THE PROBLEM: Which lines below hold the word "label"? Copy all of them.
*** RECORDS FOR THE TASK ***
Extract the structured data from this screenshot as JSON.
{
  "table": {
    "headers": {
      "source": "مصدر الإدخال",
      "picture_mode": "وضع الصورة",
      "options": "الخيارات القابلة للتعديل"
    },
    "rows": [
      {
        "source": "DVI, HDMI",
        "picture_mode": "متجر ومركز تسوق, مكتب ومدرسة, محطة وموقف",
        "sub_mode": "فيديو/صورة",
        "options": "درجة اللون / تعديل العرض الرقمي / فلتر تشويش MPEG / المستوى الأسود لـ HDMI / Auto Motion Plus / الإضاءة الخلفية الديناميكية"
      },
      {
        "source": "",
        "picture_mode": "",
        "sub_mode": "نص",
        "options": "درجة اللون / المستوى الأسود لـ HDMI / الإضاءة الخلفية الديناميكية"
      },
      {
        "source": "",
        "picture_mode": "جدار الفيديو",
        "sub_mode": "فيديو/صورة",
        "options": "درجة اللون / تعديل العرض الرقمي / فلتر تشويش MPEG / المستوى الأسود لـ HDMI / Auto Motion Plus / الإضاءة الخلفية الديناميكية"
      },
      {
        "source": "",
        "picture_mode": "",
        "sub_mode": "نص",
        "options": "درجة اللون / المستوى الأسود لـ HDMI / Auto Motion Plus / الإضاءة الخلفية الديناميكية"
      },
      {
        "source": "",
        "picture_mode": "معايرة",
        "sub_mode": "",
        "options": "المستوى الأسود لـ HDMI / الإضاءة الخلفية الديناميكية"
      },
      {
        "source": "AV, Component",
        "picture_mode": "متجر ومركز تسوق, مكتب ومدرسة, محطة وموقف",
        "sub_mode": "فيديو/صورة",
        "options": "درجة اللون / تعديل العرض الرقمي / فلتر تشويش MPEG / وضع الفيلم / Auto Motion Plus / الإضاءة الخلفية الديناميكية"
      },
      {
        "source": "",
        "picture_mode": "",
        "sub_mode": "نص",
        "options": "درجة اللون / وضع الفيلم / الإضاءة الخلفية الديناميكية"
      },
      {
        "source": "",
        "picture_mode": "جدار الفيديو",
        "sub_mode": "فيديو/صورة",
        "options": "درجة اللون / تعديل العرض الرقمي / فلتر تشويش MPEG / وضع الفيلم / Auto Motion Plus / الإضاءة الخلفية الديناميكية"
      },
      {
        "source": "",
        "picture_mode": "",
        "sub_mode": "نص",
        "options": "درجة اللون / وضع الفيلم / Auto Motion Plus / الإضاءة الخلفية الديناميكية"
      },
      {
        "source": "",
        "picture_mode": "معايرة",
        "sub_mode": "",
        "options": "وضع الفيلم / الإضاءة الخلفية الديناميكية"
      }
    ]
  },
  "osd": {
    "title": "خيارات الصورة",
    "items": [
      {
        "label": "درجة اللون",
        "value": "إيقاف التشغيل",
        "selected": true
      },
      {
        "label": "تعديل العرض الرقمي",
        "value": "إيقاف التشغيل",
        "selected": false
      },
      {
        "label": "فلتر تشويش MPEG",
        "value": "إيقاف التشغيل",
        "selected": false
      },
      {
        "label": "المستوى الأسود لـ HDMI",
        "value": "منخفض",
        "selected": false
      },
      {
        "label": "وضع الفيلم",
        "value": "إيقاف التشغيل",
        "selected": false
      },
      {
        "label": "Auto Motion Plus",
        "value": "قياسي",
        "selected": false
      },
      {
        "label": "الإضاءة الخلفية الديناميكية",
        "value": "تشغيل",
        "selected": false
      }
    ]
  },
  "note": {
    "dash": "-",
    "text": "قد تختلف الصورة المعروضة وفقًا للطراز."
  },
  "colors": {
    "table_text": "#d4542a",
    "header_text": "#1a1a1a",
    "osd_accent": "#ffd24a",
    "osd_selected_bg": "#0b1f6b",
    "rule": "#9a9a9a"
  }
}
***
SOLUTION FOR THIS TASK:
        "label": "درجة اللون",
        "label": "تعديل العرض الرقمي",
        "label": "فلتر تشويش MPEG",
        "label": "المستوى الأسود لـ HDMI",
        "label": "وضع الفيلم",
        "label": "Auto Motion Plus",
        "label": "الإضاءة الخلفية الديناميكية",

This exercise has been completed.